▶ Instruction
Return all of the lines below exactly as they are.

▶ Records provided
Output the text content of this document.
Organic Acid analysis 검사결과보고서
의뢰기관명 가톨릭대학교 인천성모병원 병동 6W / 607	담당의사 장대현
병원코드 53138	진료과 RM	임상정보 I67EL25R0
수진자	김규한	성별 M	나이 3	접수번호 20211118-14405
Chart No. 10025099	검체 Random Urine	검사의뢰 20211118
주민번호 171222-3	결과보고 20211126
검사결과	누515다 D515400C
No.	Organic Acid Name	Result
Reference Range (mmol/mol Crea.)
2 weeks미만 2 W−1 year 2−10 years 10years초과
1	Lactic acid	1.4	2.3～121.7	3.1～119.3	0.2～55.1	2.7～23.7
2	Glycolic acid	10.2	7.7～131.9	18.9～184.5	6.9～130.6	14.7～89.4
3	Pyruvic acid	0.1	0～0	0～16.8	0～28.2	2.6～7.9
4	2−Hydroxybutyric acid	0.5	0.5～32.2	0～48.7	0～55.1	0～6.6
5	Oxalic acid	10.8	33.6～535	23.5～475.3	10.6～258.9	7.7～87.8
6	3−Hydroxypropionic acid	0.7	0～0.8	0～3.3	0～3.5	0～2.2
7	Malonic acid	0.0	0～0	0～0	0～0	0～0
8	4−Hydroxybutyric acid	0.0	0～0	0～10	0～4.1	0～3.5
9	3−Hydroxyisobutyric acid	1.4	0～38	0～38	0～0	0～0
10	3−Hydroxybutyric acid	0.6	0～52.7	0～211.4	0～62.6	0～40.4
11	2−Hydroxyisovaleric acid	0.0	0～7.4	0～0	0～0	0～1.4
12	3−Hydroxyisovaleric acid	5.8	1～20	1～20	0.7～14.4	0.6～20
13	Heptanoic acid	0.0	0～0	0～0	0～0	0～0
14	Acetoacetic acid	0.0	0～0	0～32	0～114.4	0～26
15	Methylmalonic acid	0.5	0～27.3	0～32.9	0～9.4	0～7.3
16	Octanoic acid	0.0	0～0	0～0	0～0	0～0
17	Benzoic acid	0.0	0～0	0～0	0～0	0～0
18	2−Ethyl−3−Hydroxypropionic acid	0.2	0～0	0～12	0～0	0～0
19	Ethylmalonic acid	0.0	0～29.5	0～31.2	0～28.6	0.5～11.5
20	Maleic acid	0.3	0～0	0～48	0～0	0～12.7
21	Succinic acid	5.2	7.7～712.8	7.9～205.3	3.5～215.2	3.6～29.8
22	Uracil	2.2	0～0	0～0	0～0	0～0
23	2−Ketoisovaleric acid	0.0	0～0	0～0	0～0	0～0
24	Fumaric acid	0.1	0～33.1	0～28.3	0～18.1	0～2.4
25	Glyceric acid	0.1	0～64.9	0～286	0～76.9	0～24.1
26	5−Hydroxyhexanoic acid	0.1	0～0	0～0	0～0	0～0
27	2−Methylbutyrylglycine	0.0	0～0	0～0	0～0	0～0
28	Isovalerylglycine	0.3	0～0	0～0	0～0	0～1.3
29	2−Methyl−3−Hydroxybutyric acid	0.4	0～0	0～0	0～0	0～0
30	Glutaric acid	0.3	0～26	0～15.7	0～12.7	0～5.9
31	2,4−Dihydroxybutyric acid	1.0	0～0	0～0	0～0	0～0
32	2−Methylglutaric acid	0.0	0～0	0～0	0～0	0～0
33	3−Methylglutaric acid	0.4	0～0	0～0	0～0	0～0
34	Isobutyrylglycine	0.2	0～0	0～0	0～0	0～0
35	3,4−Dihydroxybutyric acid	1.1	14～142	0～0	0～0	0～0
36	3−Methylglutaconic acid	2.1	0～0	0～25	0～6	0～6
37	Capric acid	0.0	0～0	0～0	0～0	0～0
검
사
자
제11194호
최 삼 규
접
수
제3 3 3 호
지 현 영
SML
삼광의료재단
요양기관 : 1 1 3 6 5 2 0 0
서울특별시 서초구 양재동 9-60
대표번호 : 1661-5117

▶ Exercise answer
Output the text content of this document.
Organic Acid analysis 검사결과보고서
의뢰기관명 가톨릭대학교 인천성모병원 병동 6W / 607	담당의사 장대현
병원코드 53138	진료과 RM	임상정보 I67EL25R0
수진자	김규한	성별 M	나이 3	접수번호 20211118-14405
Chart No. 10025099	검체 Random Urine	검사의뢰 20211118
주민번호 171222-3	결과보고 20211126
검사결과	누515다 D515400C
No.	Organic Acid Name	Result
Reference Range (mmol/mol Crea.)
2 weeks미만 2 W−1 year 2−10 years 10years초과
1	Lactic acid	1.4	2.3～121.7	3.1～119.3	0.2～55.1	2.7～23.7
2	Glycolic acid	10.2	7.7～131.9	18.9～184.5	6.9～130.6	14.7～89.4
3	Pyruvic acid	0.1	0～0	0～16.8	0～28.2	2.6～7.9
4	2−Hydroxybutyric acid	0.5	0.5～32.2	0～48.7	0～55.1	0～6.6
5	Oxalic acid	10.8	33.6～535	23.5～475.3	10.6～258.9	7.7～87.8
6	3−Hydroxypropionic acid	0.7	0～0.8	0～3.3	0～3.5	0～2.2
7	Malonic acid	0.0	0～0	0～0	0～0	0～0
8	4−Hydroxybutyric acid	0.0	0～0	0～10	0～4.1	0～3.5
9	3−Hydroxyisobutyric acid	1.4	0～38	0～38	0～0	0～0
10	3−Hydroxybutyric acid	0.6	0～52.7	0～211.4	0～62.6	0～40.4
11	2−Hydroxyisovaleric acid	0.0	0～7.4	0～0	0～0	0～1.4
12	3−Hydroxyisovaleric acid	5.8	1～20	1～20	0.7～14.4	0.6～20
13	Heptanoic acid	0.0	0～0	0～0	0～0	0～0
14	Acetoacetic acid	0.0	0～0	0～32	0～114.4	0～26
15	Methylmalonic acid	0.5	0～27.3	0～32.9	0～9.4	0～7.3
16	Octanoic acid	0.0	0～0	0～0	0～0	0～0
17	Benzoic acid	0.0	0～0	0～0	0～0	0～0
18	2−Ethyl−3−Hydroxypropionic acid	0.2	0～0	0～12	0～0	0～0
19	Ethylmalonic acid	0.0	0～29.5	0～31.2	0～28.6	0.5～11.5
20	Maleic acid	0.3	0～0	0～48	0～0	0～12.7
21	Succinic acid	5.2	7.7～712.8	7.9～205.3	3.5～215.2	3.6～29.8
22	Uracil	2.2	0～0	0～0	0～0	0～0
23	2−Ketoisovaleric acid	0.0	0～0	0～0	0～0	0～0
24	Fumaric acid	0.1	0～33.1	0～28.3	0～18.1	0～2.4
25	Glyceric acid	0.1	0～64.9	0～286	0～76.9	0～24.1
26	5−Hydroxyhexanoic acid	0.1	0～0	0～0	0～0	0～0
27	2−Methylbutyrylglycine	0.0	0～0	0～0	0～0	0～0
28	Isovalerylglycine	0.3	0～0	0～0	0～0	0～1.3
29	2−Methyl−3−Hydroxybutyric acid	0.4	0～0	0～0	0～0	0～0
30	Glutaric acid	0.3	0～26	0～15.7	0～12.7	0～5.9
31	2,4−Dihydroxybutyric acid	1.0	0～0	0～0	0～0	0～0
32	2−Methylglutaric acid	0.0	0～0	0～0	0～0	0～0
33	3−Methylglutaric acid	0.4	0～0	0～0	0～0	0～0
34	Isobutyrylglycine	0.2	0～0	0～0	0～0	0～0
35	3,4−Dihydroxybutyric acid	1.1	14～142	0～0	0～0	0～0
36	3−Methylglutaconic acid	2.1	0～0	0～25	0～6	0～6
37	Capric acid	0.0	0～0	0～0	0～0	0～0
검
사
자
제11194호
최 삼 규
접
수
제3 3 3 호
지 현 영
SML
삼광의료재단
요양기관 : 1 1 3 6 5 2 0 0
서울특별시 서초구 양재동 9-60
대표번호 : 1661-5117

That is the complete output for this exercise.